→ **Exercise input**
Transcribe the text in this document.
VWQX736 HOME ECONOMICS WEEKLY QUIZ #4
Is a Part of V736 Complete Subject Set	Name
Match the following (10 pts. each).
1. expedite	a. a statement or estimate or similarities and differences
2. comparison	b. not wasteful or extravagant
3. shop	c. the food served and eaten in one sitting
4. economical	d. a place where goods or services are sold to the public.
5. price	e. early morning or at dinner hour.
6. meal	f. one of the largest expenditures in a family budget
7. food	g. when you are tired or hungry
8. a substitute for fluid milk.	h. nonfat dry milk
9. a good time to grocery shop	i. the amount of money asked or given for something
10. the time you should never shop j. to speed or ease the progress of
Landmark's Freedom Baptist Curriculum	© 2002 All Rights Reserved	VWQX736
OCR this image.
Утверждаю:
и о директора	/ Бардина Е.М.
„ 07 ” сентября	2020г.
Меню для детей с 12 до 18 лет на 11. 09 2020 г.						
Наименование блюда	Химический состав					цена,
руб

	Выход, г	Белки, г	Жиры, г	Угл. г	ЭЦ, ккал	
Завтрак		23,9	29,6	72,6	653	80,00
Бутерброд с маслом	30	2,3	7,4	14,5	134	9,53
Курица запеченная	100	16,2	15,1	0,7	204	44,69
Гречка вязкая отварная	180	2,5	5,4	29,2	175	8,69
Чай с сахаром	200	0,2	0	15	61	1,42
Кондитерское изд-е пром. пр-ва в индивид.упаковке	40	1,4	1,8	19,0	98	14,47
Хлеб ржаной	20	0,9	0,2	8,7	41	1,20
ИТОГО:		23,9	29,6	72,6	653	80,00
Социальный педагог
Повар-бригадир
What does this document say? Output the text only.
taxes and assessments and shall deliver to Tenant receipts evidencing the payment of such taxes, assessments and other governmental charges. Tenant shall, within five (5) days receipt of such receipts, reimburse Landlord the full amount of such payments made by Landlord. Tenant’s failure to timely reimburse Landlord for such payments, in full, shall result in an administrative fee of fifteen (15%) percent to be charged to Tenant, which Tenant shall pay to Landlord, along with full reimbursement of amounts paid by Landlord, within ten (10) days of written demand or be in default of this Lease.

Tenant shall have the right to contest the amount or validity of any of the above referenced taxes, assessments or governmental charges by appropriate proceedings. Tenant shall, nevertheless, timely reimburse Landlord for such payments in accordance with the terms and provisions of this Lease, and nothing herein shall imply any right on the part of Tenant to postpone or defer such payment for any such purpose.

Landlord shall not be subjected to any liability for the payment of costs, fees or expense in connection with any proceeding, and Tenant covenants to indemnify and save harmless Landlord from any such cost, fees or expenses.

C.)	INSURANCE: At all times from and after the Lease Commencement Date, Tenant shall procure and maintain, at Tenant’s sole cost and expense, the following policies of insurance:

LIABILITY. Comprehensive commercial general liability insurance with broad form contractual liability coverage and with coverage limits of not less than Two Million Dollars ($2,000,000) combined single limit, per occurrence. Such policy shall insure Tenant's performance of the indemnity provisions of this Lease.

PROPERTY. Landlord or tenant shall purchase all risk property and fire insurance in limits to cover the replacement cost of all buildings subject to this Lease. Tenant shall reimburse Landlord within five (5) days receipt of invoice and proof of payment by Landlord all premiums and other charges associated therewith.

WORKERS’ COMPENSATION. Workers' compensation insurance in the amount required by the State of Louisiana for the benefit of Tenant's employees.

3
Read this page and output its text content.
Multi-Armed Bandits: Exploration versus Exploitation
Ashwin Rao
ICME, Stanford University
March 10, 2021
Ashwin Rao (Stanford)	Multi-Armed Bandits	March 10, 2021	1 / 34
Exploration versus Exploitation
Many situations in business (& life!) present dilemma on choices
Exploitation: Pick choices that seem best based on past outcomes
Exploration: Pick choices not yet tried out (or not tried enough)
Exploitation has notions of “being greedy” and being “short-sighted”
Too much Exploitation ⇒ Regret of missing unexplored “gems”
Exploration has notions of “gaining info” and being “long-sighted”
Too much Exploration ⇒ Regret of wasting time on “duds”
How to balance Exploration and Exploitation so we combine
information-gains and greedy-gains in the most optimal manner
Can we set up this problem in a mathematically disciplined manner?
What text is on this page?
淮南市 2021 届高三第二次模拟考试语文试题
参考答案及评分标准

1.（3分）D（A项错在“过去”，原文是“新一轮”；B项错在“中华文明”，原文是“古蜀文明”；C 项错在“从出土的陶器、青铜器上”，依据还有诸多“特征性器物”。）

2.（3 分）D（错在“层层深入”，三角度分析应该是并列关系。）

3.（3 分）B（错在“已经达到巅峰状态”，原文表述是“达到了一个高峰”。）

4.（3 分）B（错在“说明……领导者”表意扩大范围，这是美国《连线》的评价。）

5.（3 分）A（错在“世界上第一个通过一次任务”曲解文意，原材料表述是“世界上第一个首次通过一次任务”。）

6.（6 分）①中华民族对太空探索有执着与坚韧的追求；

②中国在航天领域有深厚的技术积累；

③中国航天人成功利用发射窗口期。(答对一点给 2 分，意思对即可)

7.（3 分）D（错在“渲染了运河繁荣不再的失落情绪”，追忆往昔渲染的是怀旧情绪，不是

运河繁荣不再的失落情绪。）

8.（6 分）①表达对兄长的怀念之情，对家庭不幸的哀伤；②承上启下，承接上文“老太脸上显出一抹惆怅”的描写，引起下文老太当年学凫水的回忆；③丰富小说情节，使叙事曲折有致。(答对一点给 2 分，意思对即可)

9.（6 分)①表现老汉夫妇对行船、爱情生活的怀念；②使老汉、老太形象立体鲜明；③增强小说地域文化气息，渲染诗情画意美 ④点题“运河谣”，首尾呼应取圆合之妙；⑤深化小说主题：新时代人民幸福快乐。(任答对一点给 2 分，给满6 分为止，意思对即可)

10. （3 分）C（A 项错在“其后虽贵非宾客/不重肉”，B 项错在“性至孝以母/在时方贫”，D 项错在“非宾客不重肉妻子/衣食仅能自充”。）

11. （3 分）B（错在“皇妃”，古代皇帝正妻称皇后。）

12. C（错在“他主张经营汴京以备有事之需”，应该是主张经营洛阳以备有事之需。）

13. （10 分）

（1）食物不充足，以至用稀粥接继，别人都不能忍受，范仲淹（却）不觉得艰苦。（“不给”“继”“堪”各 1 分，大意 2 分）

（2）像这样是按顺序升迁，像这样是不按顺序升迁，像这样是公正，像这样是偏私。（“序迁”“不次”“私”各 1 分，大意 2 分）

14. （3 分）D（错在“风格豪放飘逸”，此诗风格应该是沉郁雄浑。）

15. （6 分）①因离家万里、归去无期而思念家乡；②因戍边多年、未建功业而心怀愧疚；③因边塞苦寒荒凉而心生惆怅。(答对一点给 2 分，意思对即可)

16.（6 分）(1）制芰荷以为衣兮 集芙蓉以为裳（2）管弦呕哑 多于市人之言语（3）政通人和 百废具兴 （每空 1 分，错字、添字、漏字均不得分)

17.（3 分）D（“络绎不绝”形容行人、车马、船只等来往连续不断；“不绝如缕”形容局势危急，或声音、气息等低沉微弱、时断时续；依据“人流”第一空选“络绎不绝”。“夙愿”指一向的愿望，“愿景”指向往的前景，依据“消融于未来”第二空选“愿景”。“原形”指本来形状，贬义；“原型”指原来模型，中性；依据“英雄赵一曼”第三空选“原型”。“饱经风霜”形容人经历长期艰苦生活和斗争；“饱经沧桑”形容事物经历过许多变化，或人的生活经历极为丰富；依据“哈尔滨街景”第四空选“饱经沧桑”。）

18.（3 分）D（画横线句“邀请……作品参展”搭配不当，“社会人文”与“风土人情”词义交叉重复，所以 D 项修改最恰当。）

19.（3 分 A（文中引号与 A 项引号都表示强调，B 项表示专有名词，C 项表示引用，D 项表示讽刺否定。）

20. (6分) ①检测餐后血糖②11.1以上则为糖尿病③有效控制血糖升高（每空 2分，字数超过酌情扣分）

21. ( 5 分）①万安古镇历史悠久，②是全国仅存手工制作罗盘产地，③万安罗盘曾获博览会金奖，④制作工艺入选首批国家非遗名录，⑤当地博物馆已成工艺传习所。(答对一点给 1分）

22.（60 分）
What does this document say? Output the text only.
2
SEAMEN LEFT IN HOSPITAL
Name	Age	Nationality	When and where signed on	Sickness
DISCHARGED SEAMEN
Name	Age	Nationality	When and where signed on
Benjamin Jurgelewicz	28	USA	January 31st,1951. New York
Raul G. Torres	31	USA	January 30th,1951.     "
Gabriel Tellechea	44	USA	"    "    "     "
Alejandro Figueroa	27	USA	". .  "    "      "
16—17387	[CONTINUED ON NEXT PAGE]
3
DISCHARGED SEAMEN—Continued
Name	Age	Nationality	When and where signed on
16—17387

→ **Goal**
In the entries above, find each line with the word "shop" and copy it.

→ **Result for this exercise**
3. shop	c. the food served and eaten in one sitting
9. a good time to grocery shop	i. the amount of money asked or given for something
10. the time you should never shop j. to speed or ease the progress of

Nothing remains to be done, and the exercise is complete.